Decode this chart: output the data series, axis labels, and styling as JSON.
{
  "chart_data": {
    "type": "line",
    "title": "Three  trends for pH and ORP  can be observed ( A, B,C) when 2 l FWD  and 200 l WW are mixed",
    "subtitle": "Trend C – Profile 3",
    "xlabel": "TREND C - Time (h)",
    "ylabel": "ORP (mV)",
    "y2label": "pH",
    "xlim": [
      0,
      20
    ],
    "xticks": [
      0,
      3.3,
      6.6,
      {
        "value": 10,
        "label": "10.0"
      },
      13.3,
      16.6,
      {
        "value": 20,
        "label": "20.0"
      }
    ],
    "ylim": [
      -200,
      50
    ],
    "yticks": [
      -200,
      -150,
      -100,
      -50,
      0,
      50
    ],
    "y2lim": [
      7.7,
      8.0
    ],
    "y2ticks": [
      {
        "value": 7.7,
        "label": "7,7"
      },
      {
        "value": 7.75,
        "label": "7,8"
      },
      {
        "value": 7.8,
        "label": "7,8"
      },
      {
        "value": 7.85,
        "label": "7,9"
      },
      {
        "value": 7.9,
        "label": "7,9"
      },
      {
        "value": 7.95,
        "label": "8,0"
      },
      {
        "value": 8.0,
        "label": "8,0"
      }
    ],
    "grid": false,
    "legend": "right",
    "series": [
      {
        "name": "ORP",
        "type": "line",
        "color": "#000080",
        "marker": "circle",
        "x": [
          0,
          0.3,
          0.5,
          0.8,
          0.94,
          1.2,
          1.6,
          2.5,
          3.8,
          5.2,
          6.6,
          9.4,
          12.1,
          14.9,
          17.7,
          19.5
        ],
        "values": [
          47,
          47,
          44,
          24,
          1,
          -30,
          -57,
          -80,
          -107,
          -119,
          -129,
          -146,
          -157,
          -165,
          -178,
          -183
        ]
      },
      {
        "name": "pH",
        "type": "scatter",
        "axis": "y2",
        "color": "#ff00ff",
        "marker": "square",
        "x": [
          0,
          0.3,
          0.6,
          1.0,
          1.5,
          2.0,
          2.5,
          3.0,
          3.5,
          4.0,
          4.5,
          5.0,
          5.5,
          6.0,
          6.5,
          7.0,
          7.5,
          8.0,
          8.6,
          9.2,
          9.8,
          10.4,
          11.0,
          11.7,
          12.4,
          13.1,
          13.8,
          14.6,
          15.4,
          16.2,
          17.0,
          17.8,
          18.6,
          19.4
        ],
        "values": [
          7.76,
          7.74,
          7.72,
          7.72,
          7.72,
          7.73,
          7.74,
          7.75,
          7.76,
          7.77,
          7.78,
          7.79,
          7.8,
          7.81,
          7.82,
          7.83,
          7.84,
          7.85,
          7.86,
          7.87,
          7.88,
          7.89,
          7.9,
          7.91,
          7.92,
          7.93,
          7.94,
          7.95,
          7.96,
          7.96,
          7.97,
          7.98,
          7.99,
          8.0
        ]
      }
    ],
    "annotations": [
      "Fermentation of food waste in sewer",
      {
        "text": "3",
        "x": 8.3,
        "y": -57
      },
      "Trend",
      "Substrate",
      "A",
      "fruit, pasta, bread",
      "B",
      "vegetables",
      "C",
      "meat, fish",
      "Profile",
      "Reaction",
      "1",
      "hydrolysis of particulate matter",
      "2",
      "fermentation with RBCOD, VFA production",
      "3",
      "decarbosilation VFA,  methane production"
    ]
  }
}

☆ ☆ ☆ ☆ ☆ ☆ ☆

Every entry above should be retyped exactly as shown.

Decode this chart: output the data series, axis labels, and styling as JSON.
{
  "chart_data": {
    "type": "line",
    "title": "Three  trends for pH and ORP  can be observed ( A, B,C) when 2 l FWD  and 200 l WW are mixed",
    "subtitle": "Trend C – Profile 3",
    "xlabel": "TREND C - Time (h)",
    "ylabel": "ORP (mV)",
    "y2label": "pH",
    "xlim": [
      0,
      20
    ],
    "xticks": [
      0,
      3.3,
      6.6,
      {
        "value": 10,
        "label": "10.0"
      },
      13.3,
      16.6,
      {
        "value": 20,
        "label": "20.0"
      }
    ],
    "ylim": [
      -200,
      50
    ],
    "yticks": [
      -200,
      -150,
      -100,
      -50,
      0,
      50
    ],
    "y2lim": [
      7.7,
      8.0
    ],
    "y2ticks": [
      {
        "value": 7.7,
        "label": "7,7"
      },
      {
        "value": 7.75,
        "label": "7,8"
      },
      {
        "value": 7.8,
        "label": "7,8"
      },
      {
        "value": 7.85,
        "label": "7,9"
      },
      {
        "value": 7.9,
        "label": "7,9"
      },
      {
        "value": 7.95,
        "label": "8,0"
      },
      {
        "value": 8.0,
        "label": "8,0"
      }
    ],
    "grid": false,
    "legend": "right",
    "series": [
      {
        "name": "ORP",
        "type": "line",
        "color": "#000080",
        "marker": "circle",
        "x": [
          0,
          0.3,
          0.5,
          0.8,
          0.94,
          1.2,
          1.6,
          2.5,
          3.8,
          5.2,
          6.6,
          9.4,
          12.1,
          14.9,
          17.7,
          19.5
        ],
        "values": [
          47,
          47,
          44,
          24,
          1,
          -30,
          -57,
          -80,
          -107,
          -119,
          -129,
          -146,
          -157,
          -165,
          -178,
          -183
        ]
      },
      {
        "name": "pH",
        "type": "scatter",
        "axis": "y2",
        "color": "#ff00ff",
        "marker": "square",
        "x": [
          0,
          0.3,
          0.6,
          1.0,
          1.5,
          2.0,
          2.5,
          3.0,
          3.5,
          4.0,
          4.5,
          5.0,
          5.5,
          6.0,
          6.5,
          7.0,
          7.5,
          8.0,
          8.6,
          9.2,
          9.8,
          10.4,
          11.0,
          11.7,
          12.4,
          13.1,
          13.8,
          14.6,
          15.4,
          16.2,
          17.0,
          17.8,
          18.6,
          19.4
        ],
        "values": [
          7.76,
          7.74,
          7.72,
          7.72,
          7.72,
          7.73,
          7.74,
          7.75,
          7.76,
          7.77,
          7.78,
          7.79,
          7.8,
          7.81,
          7.82,
          7.83,
          7.84,
          7.85,
          7.86,
          7.87,
          7.88,
          7.89,
          7.9,
          7.91,
          7.92,
          7.93,
          7.94,
          7.95,
          7.96,
          7.96,
          7.97,
          7.98,
          7.99,
          8.0
        ]
      }
    ],
    "annotations": [
      "Fermentation of food waste in sewer",
      {
        "text": "3",
        "x": 8.3,
        "y": -57
      },
      "Trend",
      "Substrate",
      "A",
      "fruit, pasta, bread",
      "B",
      "vegetables",
      "C",
      "meat, fish",
      "Profile",
      "Reaction",
      "1",
      "hydrolysis of particulate matter",
      "2",
      "fermentation with RBCOD, VFA production",
      "3",
      "decarbosilation VFA,  methane production"
    ]
  }
}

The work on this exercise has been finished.